Input for this task ->
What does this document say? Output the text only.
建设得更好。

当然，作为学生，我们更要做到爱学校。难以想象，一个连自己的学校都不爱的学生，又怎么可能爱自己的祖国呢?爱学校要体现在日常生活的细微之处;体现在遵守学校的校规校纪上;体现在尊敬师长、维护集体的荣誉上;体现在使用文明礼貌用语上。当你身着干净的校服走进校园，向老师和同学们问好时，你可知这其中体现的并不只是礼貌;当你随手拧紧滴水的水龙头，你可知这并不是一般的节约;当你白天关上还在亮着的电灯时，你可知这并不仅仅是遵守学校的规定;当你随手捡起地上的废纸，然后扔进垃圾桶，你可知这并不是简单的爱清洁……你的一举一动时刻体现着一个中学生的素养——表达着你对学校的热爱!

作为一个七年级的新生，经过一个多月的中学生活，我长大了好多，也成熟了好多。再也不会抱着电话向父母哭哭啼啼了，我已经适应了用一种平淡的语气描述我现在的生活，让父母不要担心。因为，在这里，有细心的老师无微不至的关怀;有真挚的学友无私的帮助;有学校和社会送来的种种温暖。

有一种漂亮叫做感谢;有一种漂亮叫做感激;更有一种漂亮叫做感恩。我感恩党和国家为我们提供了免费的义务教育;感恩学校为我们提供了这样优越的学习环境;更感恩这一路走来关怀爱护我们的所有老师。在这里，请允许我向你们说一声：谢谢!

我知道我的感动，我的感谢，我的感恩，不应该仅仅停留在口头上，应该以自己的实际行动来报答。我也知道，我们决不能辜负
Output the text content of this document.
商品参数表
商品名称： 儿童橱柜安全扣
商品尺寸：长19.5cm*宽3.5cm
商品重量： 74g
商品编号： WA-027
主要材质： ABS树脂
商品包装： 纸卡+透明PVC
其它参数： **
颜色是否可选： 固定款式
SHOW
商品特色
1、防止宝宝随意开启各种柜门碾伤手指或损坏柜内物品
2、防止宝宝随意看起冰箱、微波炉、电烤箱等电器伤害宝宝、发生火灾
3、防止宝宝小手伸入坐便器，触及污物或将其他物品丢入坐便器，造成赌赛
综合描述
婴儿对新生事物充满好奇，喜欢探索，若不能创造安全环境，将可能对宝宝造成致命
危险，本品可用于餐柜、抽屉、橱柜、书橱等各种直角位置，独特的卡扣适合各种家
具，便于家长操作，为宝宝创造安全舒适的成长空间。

Aim of the task ->
Extract every line from the records above that contains the word "document".

Answer below ->
What does this document say? Output the text only.
Output the text content of this document.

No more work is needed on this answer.